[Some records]

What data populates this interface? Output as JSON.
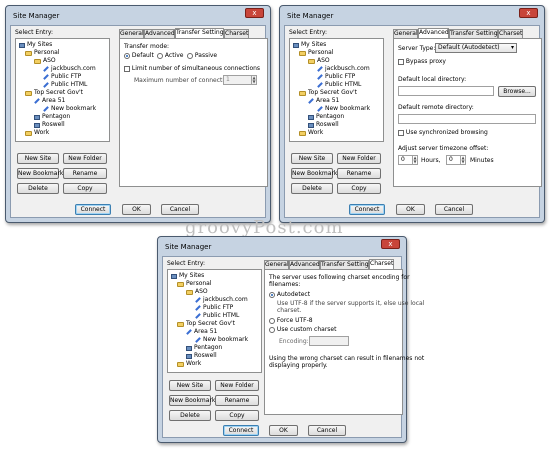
{
  "watermark": "groovyPost.com",
  "common": {
    "title": "Site Manager",
    "close_glyph": "x",
    "select_entry": "Select Entry:",
    "tree": [
      "My Sites",
      "Personal",
      "ASO",
      "jackbusch.com",
      "Public FTP",
      "Public HTML",
      "Top Secret Gov't",
      "Area 51",
      "New bookmark",
      "Pentagon",
      "Roswell",
      "Work"
    ],
    "buttons": {
      "new_site": "New Site",
      "new_folder": "New Folder",
      "new_bookmark": "New Bookmark",
      "rename": "Rename",
      "delete": "Delete",
      "copy": "Copy",
      "connect": "Connect",
      "ok": "OK",
      "cancel": "Cancel"
    },
    "tabs": [
      "General",
      "Advanced",
      "Transfer Settings",
      "Charset"
    ]
  },
  "transfer": {
    "active_tab": "Transfer Settings",
    "mode_label": "Transfer mode:",
    "modes": [
      "Default",
      "Active",
      "Passive"
    ],
    "selected_mode": "Default",
    "limit_label": "Limit number of simultaneous connections",
    "max_label": "Maximum number of connections:",
    "max_value": "1"
  },
  "advanced": {
    "active_tab": "Advanced",
    "server_type_label": "Server Type:",
    "server_type_value": "Default (Autodetect)",
    "bypass_proxy": "Bypass proxy",
    "local_dir_label": "Default local directory:",
    "local_dir_value": "",
    "browse": "Browse...",
    "remote_dir_label": "Default remote directory:",
    "remote_dir_value": "",
    "sync_browsing": "Use synchronized browsing",
    "tz_label": "Adjust server timezone offset:",
    "hours_value": "0",
    "hours_label": "Hours,",
    "minutes_value": "0",
    "minutes_label": "Minutes"
  },
  "charset": {
    "active_tab": "Charset",
    "intro": [
      "The server uses following charset encoding for",
      "filenames:"
    ],
    "autodetect": "Autodetect",
    "autodetect_desc": [
      "Use UTF-8 if the server supports it, else use local",
      "charset."
    ],
    "force_utf8": "Force UTF-8",
    "custom": "Use custom charset",
    "encoding_label": "Encoding:",
    "encoding_value": "",
    "warning": [
      "Using the wrong charset can result in filenames not",
      "displaying properly."
    ]
  }
}
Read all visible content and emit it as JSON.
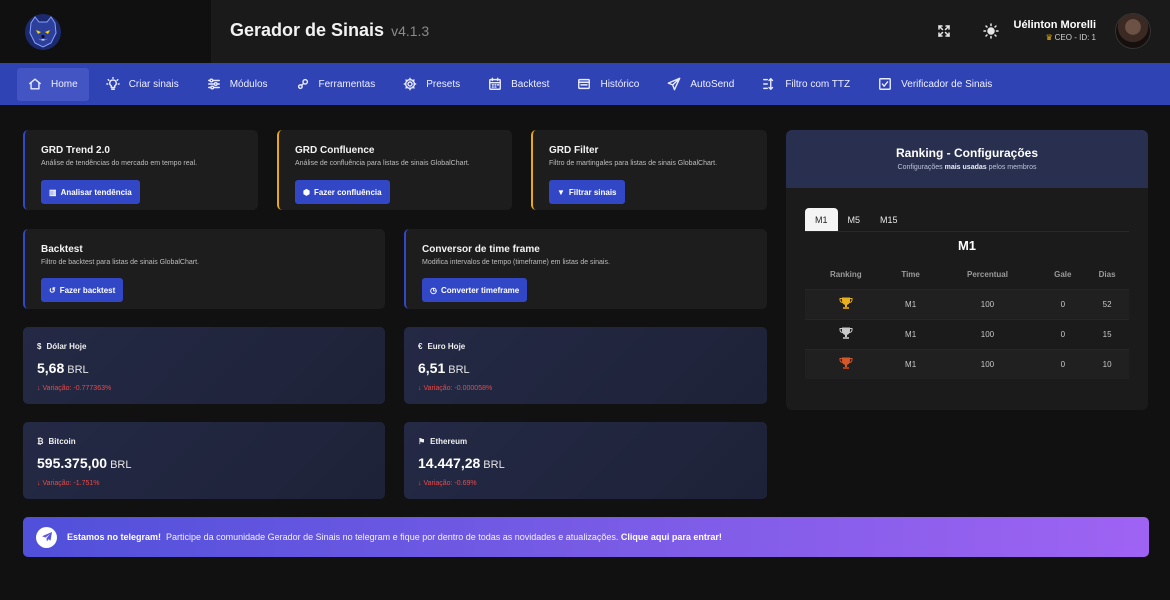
{
  "header": {
    "title": "Gerador de Sinais",
    "version": "v4.1.3",
    "user_name": "Uélinton Morelli",
    "user_role": "CEO - ID: 1"
  },
  "nav": {
    "items": [
      {
        "label": "Home",
        "icon": "home-icon"
      },
      {
        "label": "Criar sinais",
        "icon": "lightbulb-icon"
      },
      {
        "label": "Módulos",
        "icon": "sliders-icon"
      },
      {
        "label": "Ferramentas",
        "icon": "wrench-icon"
      },
      {
        "label": "Presets",
        "icon": "gear-icon"
      },
      {
        "label": "Backtest",
        "icon": "calendar-icon"
      },
      {
        "label": "Histórico",
        "icon": "history-icon"
      },
      {
        "label": "AutoSend",
        "icon": "send-icon"
      },
      {
        "label": "Filtro com TTZ",
        "icon": "filter-list-icon"
      },
      {
        "label": "Verificador de Sinais",
        "icon": "check-square-icon"
      }
    ]
  },
  "cards": {
    "trend": {
      "title": "GRD Trend 2.0",
      "desc": "Análise de tendências do mercado em tempo real.",
      "button": "Analisar tendência"
    },
    "confluence": {
      "title": "GRD Confluence",
      "desc": "Análise de confluência para listas de sinais GlobalChart.",
      "button": "Fazer confluência"
    },
    "filter": {
      "title": "GRD Filter",
      "desc": "Filtro de martingales para listas de sinais GlobalChart.",
      "button": "Filtrar sinais"
    },
    "backtest": {
      "title": "Backtest",
      "desc": "Filtro de backtest para listas de sinais GlobalChart.",
      "button": "Fazer backtest"
    },
    "converter": {
      "title": "Conversor de time frame",
      "desc": "Modifica intervalos de tempo (timeframe) em listas de sinais.",
      "button": "Converter timeframe"
    }
  },
  "stats": {
    "dolar": {
      "label": "Dólar Hoje",
      "value": "5,68",
      "unit": "BRL",
      "variation": "Variação: -0.777363%"
    },
    "euro": {
      "label": "Euro Hoje",
      "value": "6,51",
      "unit": "BRL",
      "variation": "Variação: -0.000058%"
    },
    "bitcoin": {
      "label": "Bitcoin",
      "value": "595.375,00",
      "unit": "BRL",
      "variation": "Variação: -1.751%"
    },
    "ethereum": {
      "label": "Ethereum",
      "value": "14.447,28",
      "unit": "BRL",
      "variation": "Variação: -0.69%"
    }
  },
  "ranking": {
    "title": "Ranking - Configurações",
    "subtitle_pre": "Configurações",
    "subtitle_bold": "mais usadas",
    "subtitle_post": "pelos membros",
    "tabs": [
      "M1",
      "M5",
      "M15"
    ],
    "selected": "M1",
    "columns": [
      "Ranking",
      "Time",
      "Percentual",
      "Gale",
      "Dias"
    ],
    "rows": [
      {
        "trophy": "gold-trophy-icon",
        "time": "M1",
        "percentual": "100",
        "gale": "0",
        "dias": "52"
      },
      {
        "trophy": "silver-trophy-icon",
        "time": "M1",
        "percentual": "100",
        "gale": "0",
        "dias": "15"
      },
      {
        "trophy": "bronze-trophy-icon",
        "time": "M1",
        "percentual": "100",
        "gale": "0",
        "dias": "10"
      }
    ]
  },
  "banner": {
    "bold": "Estamos no telegram!",
    "text": "Participe da comunidade Gerador de Sinais no telegram e fique por dentro de todas as novidades e atualizações.",
    "cta": "Clique aqui para entrar!"
  },
  "colors": {
    "accent": "#2f43b5",
    "yellow_border": "#e8a915",
    "negative": "#e84a4a"
  }
}
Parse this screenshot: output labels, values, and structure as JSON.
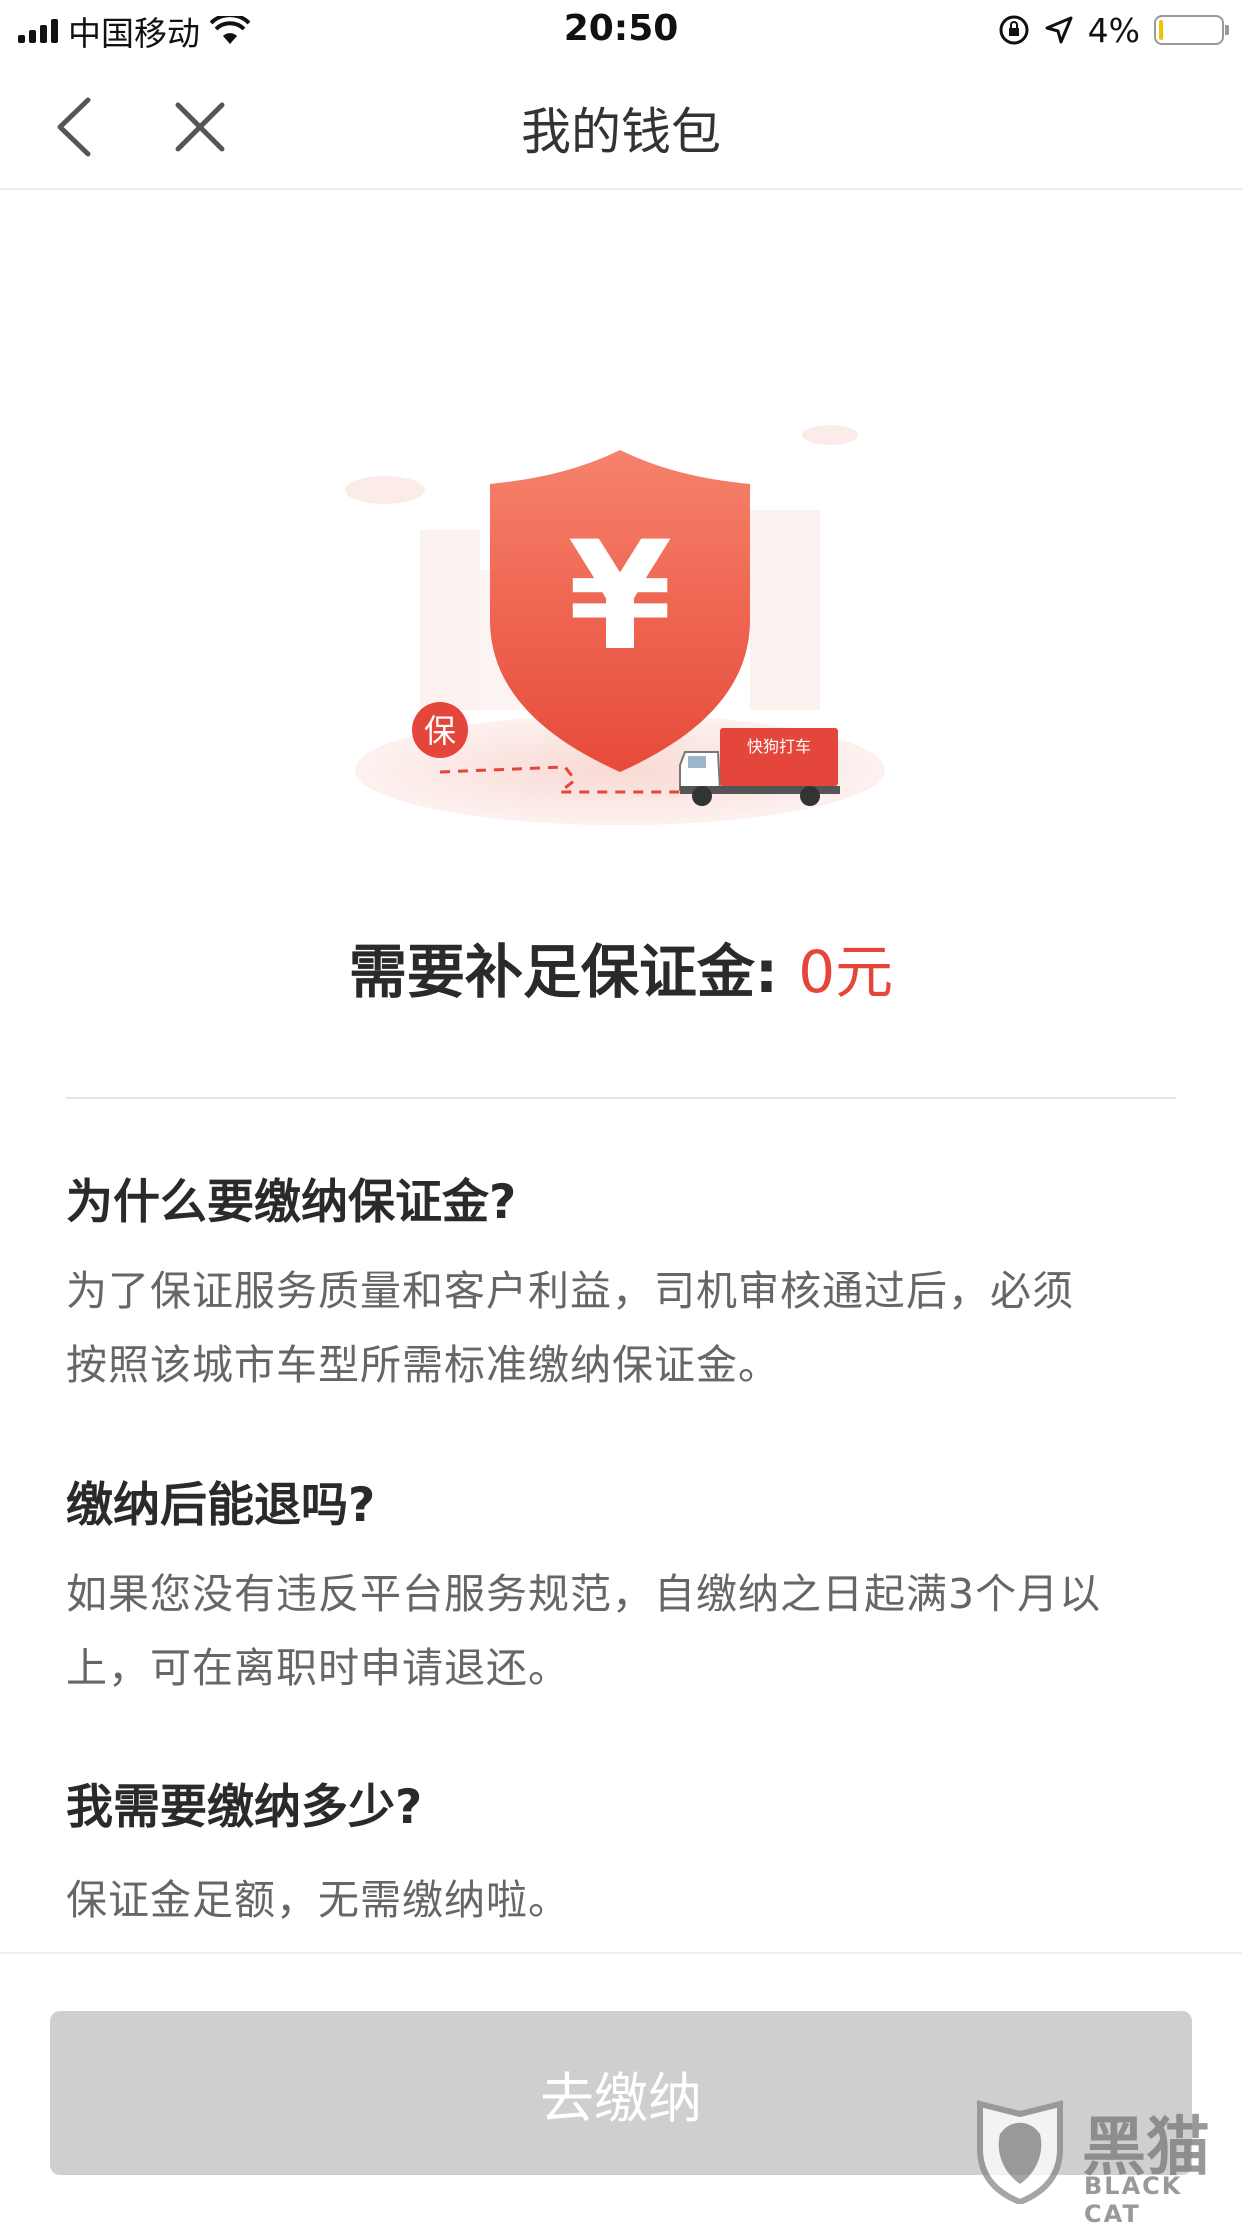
{
  "status_bar": {
    "carrier": "中国移动",
    "time": "20:50",
    "battery": "4%"
  },
  "nav": {
    "title": "我的钱包"
  },
  "illustration": {
    "shield_symbol": "¥",
    "badge_text": "保",
    "truck_text": "快狗打车"
  },
  "summary": {
    "label": "需要补足保证金:",
    "amount": "0元"
  },
  "faq": [
    {
      "question": "为什么要缴纳保证金?",
      "answer_lines": [
        "为了保证服务质量和客户利益，司机审核通过后，必须",
        "按照该城市车型所需标准缴纳保证金。"
      ]
    },
    {
      "question": "缴纳后能退吗?",
      "answer_lines": [
        "如果您没有违反平台服务规范，自缴纳之日起满3个月以",
        "上，可在离职时申请退还。"
      ]
    },
    {
      "question": "我需要缴纳多少?",
      "answer_lines": [
        "保证金足额，无需缴纳啦。"
      ]
    }
  ],
  "button": {
    "label": "去缴纳"
  },
  "watermark": {
    "cn": "黑猫",
    "en": "BLACK CAT"
  },
  "colors": {
    "accent_red": "#e4463b",
    "button_disabled": "#cfcfcf"
  }
}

_WHAT YOU WILL DO_. Check each line above for the string "timeframe" and show the ones that have it.

_SOLVED PROBLEM_.
      "desc": "Modifica intervalos de tempo (timeframe) em listas de sinais.",
      "button": "Converter timeframe"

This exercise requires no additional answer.